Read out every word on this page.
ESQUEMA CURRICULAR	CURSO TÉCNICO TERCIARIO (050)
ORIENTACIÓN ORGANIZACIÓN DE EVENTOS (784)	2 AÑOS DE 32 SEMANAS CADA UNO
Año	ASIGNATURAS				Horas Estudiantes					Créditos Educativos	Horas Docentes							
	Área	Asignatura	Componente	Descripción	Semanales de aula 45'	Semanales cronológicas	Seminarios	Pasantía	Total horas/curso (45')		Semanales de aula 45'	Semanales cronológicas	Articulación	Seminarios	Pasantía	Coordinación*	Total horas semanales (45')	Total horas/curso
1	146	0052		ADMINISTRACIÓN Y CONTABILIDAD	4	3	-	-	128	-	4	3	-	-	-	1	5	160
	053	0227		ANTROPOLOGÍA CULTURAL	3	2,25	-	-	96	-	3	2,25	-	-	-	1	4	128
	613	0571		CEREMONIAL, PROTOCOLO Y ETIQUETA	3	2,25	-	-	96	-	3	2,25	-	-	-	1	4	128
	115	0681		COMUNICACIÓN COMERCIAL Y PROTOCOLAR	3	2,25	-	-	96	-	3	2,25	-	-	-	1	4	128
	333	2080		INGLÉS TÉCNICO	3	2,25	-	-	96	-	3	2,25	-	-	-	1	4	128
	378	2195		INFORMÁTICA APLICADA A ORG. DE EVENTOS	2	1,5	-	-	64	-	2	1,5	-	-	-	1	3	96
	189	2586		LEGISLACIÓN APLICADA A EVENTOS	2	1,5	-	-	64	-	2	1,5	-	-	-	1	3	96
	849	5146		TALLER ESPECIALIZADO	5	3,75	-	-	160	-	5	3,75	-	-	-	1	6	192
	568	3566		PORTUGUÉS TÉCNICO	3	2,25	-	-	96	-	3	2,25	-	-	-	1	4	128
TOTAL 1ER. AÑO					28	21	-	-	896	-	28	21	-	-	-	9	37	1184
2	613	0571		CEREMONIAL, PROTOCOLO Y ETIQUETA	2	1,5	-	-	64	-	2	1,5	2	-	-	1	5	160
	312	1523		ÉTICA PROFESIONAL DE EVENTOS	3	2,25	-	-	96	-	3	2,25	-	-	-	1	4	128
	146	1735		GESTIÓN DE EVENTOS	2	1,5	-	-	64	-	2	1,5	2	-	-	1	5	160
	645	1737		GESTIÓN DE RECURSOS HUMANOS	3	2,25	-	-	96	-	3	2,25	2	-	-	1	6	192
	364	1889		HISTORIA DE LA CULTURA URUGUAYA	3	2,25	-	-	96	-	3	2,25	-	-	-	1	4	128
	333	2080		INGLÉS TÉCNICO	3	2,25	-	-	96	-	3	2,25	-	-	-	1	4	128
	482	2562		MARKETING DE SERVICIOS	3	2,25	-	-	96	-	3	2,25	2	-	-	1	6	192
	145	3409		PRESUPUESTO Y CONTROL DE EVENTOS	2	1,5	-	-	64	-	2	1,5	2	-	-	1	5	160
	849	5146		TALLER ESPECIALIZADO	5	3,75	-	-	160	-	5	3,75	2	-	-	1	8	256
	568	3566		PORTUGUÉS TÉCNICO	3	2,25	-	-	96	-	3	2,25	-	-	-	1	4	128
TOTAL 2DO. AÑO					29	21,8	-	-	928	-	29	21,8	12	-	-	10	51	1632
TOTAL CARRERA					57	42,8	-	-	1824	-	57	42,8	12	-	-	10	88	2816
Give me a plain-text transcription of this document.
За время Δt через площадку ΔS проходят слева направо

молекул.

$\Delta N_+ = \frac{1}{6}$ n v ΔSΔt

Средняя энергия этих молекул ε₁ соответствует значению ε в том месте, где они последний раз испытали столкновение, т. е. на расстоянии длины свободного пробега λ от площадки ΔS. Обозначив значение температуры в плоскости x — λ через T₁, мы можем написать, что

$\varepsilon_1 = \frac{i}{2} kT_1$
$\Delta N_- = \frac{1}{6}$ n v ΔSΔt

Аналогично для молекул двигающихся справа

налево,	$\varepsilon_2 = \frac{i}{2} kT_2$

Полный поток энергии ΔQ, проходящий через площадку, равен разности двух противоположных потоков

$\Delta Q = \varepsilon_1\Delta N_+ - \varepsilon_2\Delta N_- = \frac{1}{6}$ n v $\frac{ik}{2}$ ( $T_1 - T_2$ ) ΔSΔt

* **Task requirements**:
Extract the lines above from the one containing "Give me a plain-text" to the last line, both included, exactly as written.

* **Response to the task**:
Give me a plain-text transcription of this document.
За время Δt через площадку ΔS проходят слева направо

молекул.

$\Delta N_+ = \frac{1}{6}$ n v ΔSΔt

Средняя энергия этих молекул ε₁ соответствует значению ε в том месте, где они последний раз испытали столкновение, т. е. на расстоянии длины свободного пробега λ от площадки ΔS. Обозначив значение температуры в плоскости x — λ через T₁, мы можем написать, что

$\varepsilon_1 = \frac{i}{2} kT_1$
$\Delta N_- = \frac{1}{6}$ n v ΔSΔt

Аналогично для молекул двигающихся справа

налево,	$\varepsilon_2 = \frac{i}{2} kT_2$

Полный поток энергии ΔQ, проходящий через площадку, равен разности двух противоположных потоков

$\Delta Q = \varepsilon_1\Delta N_+ - \varepsilon_2\Delta N_- = \frac{1}{6}$ n v $\frac{ik}{2}$ ( $T_1 - T_2$ ) ΔSΔt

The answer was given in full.